----- Page extract -----


  7. maria mulford says:

    I been down on this thing ever since we supposedly took Afghanistan. I have seen no hash from there. NO HASH NO WAR

  8. nerd6 says:

    Don’t call it the “Second Iraqi War”, it is just the latest in a series of was conducted in Iran/Iraq by the U.K. and U.S.A. Ever since oil was discovered in Persia around 1910, wars have been fought over it.

    Germany’s navy had just converted from coal-burning to oil-burning so Germany started work on completing a rail link from Germany to Persia right after oil was discovered there. The British navy had also converted to oil-burning. So they decided the Germans had to be stopped. Where do you think the first British troops were deployed at the start of WWI? France? Belgium? No – Persia. They wanted the oil. And since that time the U.K. and U.S.A. have invaded Iran / Iraq (formerly Persia) on a regular basis.

  9. OhForTheLoveOf says:

    #1 – PS – this “war on drugs” doesnt work – I can goto any city in this grand country and find a bag of pot faster than I can find a hotel – but thats just economics

    Then please help me. Maybe I’m just too shy in person, or maybe I just fell in with a good crowd… But damnit, I need a bag of good quality weed and I just don’t know who to ask.

    #6 We need to keep the drugs away from kids at all costs but otherwise I say make it legal.

    Not at ALL costs… Civil liberties and personal freedom (which we may someday have in America) are far more valuable than children.

    But lets make some distinctions… When “authorities” (defined as over 5 foot 3 and in possesion of a High School diploma or GED) talk about drugs and their life ruining properties they never seen to differentiate between the guy smoking a joint on Sunday afternoon while watching a movie in his living room, and the heroin junkie robbing a Stop and Go to raise money for his fix.

----- Source information -----

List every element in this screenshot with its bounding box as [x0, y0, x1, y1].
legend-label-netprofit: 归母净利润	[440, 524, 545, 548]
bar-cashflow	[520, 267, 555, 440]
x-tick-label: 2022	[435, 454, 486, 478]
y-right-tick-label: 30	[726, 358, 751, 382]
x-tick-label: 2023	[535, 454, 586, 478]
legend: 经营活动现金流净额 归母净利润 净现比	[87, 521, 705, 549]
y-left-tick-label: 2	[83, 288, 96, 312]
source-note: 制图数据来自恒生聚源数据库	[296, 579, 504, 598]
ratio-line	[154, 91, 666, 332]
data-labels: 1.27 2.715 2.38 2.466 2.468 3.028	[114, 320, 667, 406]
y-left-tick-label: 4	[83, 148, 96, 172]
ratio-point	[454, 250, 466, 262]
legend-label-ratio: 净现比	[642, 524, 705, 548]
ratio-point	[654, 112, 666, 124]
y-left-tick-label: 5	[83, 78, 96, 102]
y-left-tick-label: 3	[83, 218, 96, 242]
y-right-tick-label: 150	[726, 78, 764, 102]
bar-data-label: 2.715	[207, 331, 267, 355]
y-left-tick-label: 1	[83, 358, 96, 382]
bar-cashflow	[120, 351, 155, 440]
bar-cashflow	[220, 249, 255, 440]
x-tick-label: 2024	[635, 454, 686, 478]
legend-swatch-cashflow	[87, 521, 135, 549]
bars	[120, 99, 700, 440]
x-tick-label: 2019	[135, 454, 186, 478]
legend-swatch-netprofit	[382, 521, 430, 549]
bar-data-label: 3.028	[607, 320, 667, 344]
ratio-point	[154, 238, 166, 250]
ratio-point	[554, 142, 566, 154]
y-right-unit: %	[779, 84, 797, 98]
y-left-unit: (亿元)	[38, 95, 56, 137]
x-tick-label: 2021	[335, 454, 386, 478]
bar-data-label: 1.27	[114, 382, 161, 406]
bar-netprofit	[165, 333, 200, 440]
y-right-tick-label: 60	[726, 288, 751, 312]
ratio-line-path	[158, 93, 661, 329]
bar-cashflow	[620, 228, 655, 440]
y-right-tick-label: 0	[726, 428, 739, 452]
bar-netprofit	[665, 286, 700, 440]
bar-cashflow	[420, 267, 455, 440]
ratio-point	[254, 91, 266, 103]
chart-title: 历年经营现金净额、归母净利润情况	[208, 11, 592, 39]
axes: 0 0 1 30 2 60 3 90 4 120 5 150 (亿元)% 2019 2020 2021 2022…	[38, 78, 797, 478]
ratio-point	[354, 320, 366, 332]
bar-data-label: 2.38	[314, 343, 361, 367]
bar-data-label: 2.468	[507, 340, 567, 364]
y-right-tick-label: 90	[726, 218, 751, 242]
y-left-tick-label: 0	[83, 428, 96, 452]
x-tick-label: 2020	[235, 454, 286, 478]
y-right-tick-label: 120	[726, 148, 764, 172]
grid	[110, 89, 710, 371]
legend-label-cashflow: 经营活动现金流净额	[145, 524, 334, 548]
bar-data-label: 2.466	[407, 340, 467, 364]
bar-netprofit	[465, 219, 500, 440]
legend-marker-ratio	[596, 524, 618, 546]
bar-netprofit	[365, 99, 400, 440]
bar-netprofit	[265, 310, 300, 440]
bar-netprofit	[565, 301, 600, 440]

-----

> **Your task**
From the comment thread, extract the passage starting with "Not at ALL costs…" and going on through "for his fix.".

> **Result**
Not at ALL costs… Civil liberties and personal freedom (which we may someday have in America) are far more valuable than children.

    But lets make some distinctions… When “authorities” (defined as over 5 foot 3 and in possesion of a High School diploma or GED) talk about drugs and their life ruining properties they never seen to differentiate between the guy smoking a joint on Sunday afternoon while watching a movie in his living room, and the heroin junkie robbing a Stop and Go to raise money for his fix.